== Material ==

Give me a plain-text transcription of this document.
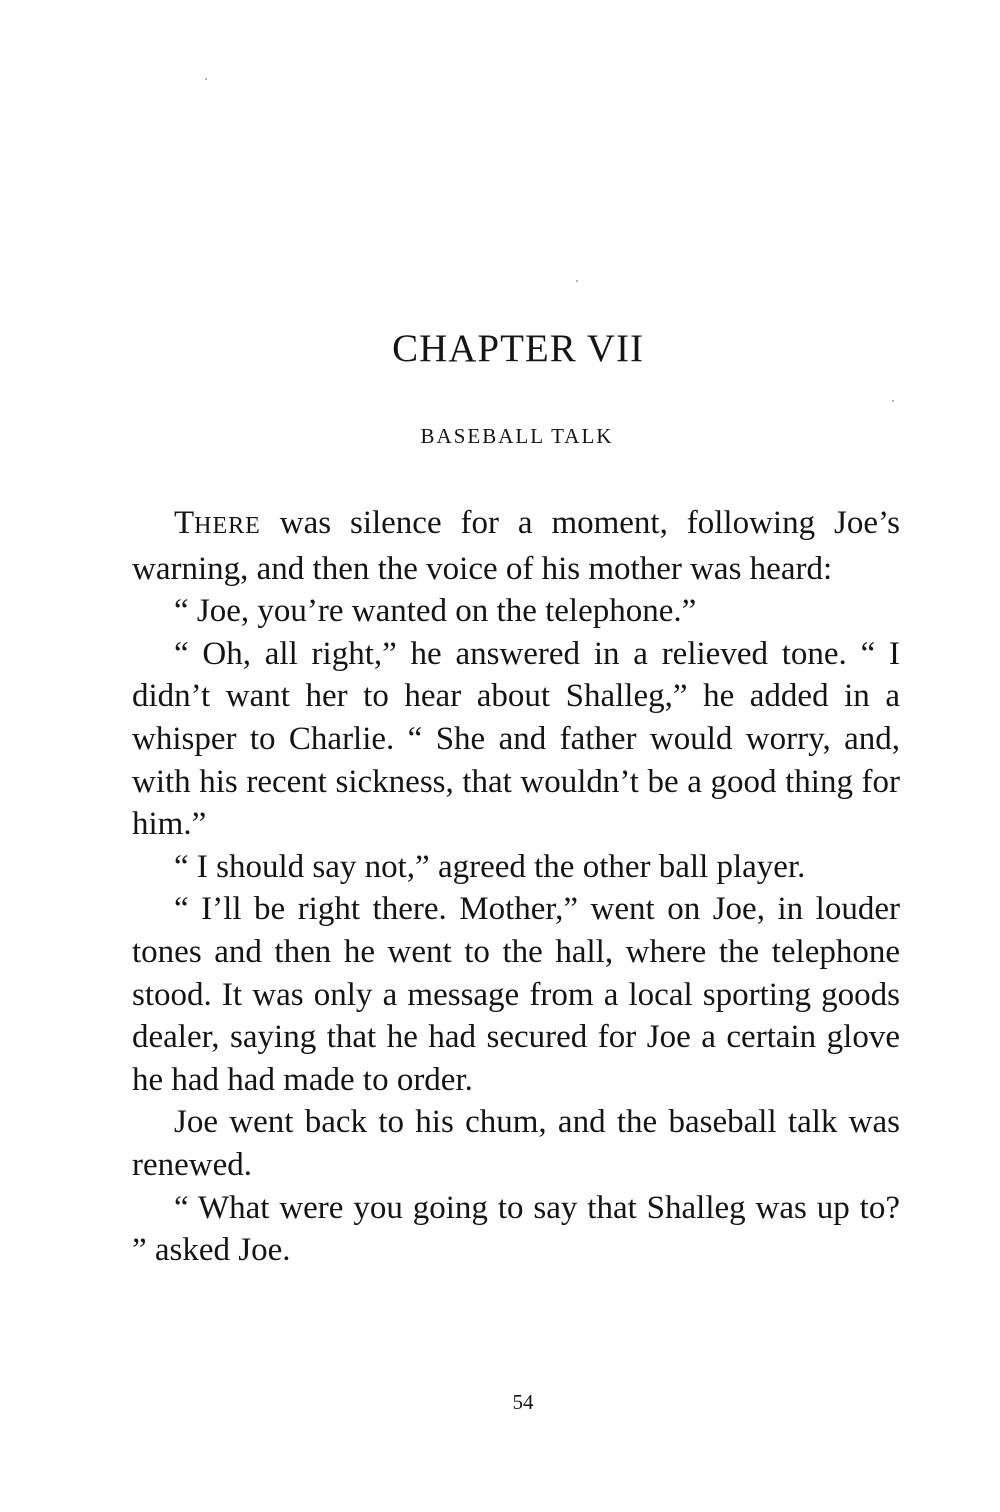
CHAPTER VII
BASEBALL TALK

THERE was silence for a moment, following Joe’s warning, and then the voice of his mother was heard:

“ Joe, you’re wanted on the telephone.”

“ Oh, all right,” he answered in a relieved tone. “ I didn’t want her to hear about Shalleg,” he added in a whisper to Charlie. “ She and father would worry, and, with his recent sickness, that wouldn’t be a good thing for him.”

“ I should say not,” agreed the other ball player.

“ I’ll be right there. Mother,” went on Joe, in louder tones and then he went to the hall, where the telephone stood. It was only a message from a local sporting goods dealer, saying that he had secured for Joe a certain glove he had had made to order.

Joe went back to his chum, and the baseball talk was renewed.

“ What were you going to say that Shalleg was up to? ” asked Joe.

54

== Set task ==
Give every line back word for word and leave the pictures out.

== Solution for this exercise ==
Give me a plain-text transcription of this document.
CHAPTER VII
BASEBALL TALK

THERE was silence for a moment, following Joe’s warning, and then the voice of his mother was heard:

“ Joe, you’re wanted on the telephone.”

“ Oh, all right,” he answered in a relieved tone. “ I didn’t want her to hear about Shalleg,” he added in a whisper to Charlie. “ She and father would worry, and, with his recent sickness, that wouldn’t be a good thing for him.”

“ I should say not,” agreed the other ball player.

“ I’ll be right there. Mother,” went on Joe, in louder tones and then he went to the hall, where the telephone stood. It was only a message from a local sporting goods dealer, saying that he had secured for Joe a certain glove he had had made to order.

Joe went back to his chum, and the baseball talk was renewed.

“ What were you going to say that Shalleg was up to? ” asked Joe.

54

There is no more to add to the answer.